Dont underplay your brands promise

Feature%203_120Given a choice, which of these three go-to-market strategies would you opt for? Over-promise and under-deliver, under-promise and over-deliver, or a halfway house of neither over- nor under-promising – a strategy of meeting the expectations you create?

Over the past decade, marketing theory (if not practice) has swung sharply in favour of under-promising and over-delivering. If you over-deliver, the theory goes, you will “delight” your customers, who will then become keen advocates of your brand, telling everyone how wonderful you are. The resulting word-of-mouth advocacy is more powerful than advertising alone because people trust each other more than they do self-interested claims. Therefore, the dynamic of under-promising and over-delivering – of “delight” and advocacy – is the best strategy for positive growth.

Fred Reichheld’s Net Promoter Score is just one of the methodologies riding this bandwagon, and it does have some positive evidence. Every year, for example, the Promise Corporation surveys consumers’ perceptions of 166 UK brands. It creates a score for their image of the brand and their experience of using the brand to discover “the Promise Gap” – the difference between the two. A positive Gap means customers were pleasantly surprised; a negative Gap means the image was better than the reality. From 2006 to 2007, brands with positive Promise Gaps showed an average 10.5% growth in revenue. For those with negative gaps, the figure was 2.5%.

But is under-promising and over-delivering really that strong a strategy?

_Input for this task_
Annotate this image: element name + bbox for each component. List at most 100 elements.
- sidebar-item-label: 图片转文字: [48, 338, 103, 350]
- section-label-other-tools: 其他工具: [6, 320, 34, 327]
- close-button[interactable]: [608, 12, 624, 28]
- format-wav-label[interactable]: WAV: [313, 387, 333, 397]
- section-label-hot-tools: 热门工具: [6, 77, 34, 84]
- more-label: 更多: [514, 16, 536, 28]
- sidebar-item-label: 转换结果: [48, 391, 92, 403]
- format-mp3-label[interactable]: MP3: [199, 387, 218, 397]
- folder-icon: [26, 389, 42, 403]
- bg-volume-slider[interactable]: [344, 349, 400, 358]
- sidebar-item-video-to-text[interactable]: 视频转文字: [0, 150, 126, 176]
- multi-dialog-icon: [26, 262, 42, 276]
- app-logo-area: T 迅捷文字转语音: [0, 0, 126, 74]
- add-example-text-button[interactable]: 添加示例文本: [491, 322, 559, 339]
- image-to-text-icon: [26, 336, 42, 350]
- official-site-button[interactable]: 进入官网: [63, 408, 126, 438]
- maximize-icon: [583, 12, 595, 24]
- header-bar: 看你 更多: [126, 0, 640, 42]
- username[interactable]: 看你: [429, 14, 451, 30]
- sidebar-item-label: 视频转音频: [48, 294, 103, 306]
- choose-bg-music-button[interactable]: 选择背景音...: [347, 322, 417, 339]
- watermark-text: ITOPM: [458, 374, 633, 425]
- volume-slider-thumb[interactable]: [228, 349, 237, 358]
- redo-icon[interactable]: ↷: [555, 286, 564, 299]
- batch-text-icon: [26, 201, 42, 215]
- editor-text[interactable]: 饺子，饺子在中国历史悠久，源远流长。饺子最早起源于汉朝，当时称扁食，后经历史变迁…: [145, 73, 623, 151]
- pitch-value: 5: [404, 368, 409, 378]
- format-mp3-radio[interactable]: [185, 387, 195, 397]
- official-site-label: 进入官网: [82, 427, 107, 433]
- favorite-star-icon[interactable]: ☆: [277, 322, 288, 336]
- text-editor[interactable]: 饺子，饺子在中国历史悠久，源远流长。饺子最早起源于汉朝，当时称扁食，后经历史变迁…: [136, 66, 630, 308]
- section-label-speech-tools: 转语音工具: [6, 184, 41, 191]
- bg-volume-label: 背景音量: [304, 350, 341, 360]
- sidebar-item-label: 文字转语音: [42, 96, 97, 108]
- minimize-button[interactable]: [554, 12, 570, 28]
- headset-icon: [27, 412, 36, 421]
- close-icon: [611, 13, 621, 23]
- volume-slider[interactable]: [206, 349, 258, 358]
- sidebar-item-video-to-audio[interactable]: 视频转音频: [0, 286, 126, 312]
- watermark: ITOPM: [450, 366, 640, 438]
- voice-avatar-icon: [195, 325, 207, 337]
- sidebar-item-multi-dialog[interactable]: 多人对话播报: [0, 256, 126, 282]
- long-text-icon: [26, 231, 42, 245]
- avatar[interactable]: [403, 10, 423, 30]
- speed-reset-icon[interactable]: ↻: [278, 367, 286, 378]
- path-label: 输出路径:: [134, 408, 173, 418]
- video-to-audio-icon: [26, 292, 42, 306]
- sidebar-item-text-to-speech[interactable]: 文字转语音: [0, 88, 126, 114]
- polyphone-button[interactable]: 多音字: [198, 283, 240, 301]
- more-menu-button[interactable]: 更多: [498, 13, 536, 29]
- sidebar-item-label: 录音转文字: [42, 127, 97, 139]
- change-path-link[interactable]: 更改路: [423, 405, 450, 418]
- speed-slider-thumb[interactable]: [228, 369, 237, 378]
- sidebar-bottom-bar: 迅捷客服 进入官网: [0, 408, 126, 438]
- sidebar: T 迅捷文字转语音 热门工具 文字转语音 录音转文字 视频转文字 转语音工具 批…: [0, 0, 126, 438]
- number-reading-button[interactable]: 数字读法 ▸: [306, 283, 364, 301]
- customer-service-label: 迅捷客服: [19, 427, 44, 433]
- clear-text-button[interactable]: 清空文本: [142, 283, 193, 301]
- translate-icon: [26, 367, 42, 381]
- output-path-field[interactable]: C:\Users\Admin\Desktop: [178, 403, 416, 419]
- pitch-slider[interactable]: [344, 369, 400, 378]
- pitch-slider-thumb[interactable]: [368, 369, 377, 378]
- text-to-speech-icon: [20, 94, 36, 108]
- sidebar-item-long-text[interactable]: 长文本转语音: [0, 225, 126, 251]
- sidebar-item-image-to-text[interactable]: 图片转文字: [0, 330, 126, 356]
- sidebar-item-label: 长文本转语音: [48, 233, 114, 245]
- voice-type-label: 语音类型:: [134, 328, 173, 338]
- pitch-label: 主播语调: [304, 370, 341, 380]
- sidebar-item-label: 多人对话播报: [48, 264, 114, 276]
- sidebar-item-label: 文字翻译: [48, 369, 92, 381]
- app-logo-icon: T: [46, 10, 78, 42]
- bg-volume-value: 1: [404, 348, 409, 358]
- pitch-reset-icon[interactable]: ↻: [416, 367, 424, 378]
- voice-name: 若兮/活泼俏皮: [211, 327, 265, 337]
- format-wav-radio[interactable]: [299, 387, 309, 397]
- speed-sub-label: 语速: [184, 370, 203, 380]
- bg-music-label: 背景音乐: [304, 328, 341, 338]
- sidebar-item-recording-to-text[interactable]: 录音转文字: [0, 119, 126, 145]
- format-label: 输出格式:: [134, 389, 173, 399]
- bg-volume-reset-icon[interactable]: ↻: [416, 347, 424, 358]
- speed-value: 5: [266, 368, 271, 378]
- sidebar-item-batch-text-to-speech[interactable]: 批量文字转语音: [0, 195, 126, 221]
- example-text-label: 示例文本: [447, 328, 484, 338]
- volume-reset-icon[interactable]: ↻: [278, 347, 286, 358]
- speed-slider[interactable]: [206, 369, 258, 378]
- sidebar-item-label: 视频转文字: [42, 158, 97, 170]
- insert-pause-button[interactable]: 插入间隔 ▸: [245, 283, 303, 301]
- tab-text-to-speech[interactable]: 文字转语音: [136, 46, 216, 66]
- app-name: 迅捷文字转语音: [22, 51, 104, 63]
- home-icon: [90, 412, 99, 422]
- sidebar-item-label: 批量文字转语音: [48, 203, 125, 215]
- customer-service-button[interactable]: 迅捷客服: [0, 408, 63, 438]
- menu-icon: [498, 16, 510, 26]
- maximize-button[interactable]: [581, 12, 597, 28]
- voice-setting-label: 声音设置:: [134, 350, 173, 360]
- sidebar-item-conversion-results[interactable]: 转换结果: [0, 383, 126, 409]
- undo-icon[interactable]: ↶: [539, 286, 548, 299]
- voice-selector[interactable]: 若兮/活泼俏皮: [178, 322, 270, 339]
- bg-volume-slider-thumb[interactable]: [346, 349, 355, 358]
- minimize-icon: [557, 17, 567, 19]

_List of tasks_
a) Output the article on brand promises in full, word for word.
b) Please present the records as a Markdown table with the columns Row and Record line, starting with the first line of the records and going on through the line with "- maximize-icon: [583, 12, 595, 24]", leaving out blank lines.
The article on brand promises has no connection to the records.

_Full solutions_
a)
Dont underplay your brands promise

Feature%203_120Given a choice, which of these three go-to-market strategies would you opt for? Over-promise and under-deliver, under-promise and over-deliver, or a halfway house of neither over- nor under-promising – a strategy of meeting the expectations you create?

Over the past decade, marketing theory (if not practice) has swung sharply in favour of under-promising and over-delivering. If you over-deliver, the theory goes, you will “delight” your customers, who will then become keen advocates of your brand, telling everyone how wonderful you are. The resulting word-of-mouth advocacy is more powerful than advertising alone because people trust each other more than they do self-interested claims. Therefore, the dynamic of under-promising and over-delivering – of “delight” and advocacy – is the best strategy for positive growth.

Fred Reichheld’s Net Promoter Score is just one of the methodologies riding this bandwagon, and it does have some positive evidence. Every year, for example, the Promise Corporation surveys consumers’ perceptions of 166 UK brands. It creates a score for their image of the brand and their experience of using the brand to discover “the Promise Gap” – the difference between the two. A positive Gap means customers were pleasantly surprised; a negative Gap means the image was better than the reality. From 2006 to 2007, brands with positive Promise Gaps showed an average 10.5% growth in revenue. For those with negative gaps, the figure was 2.5%.

But is under-promising and over-delivering really that strong a strategy?

b)
| Row | Record line |
|---|---|
| 1 | Annotate this image: element name + bbox for each component. List at most 100 elements. |
| 2 | - sidebar-item-label: 图片转文字: [48, 338, 103, 350] |
| 3 | - section-label-other-tools: 其他工具: [6, 320, 34, 327] |
| 4 | - close-button[interactable]: [608, 12, 624, 28] |
| 5 | - format-wav-label[interactable]: WAV: [313, 387, 333, 397] |
| 6 | - section-label-hot-tools: 热门工具: [6, 77, 34, 84] |
| 7 | - more-label: 更多: [514, 16, 536, 28] |
| 8 | - sidebar-item-label: 转换结果: [48, 391, 92, 403] |
| 9 | - format-mp3-label[interactable]: MP3: [199, 387, 218, 397] |
| 10 | - folder-icon: [26, 389, 42, 403] |
| 11 | - bg-volume-slider[interactable]: [344, 349, 400, 358] |
| 12 | - sidebar-item-video-to-text[interactable]: 视频转文字: [0, 150, 126, 176] |
| 13 | - multi-dialog-icon: [26, 262, 42, 276] |
| 14 | - app-logo-area: T 迅捷文字转语音: [0, 0, 126, 74] |
| 15 | - add-example-text-button[interactable]: 添加示例文本: [491, 322, 559, 339] |
| 16 | - image-to-text-icon: [26, 336, 42, 350] |
| 17 | - official-site-button[interactable]: 进入官网: [63, 408, 126, 438] |
| 18 | - maximize-icon: [583, 12, 595, 24] |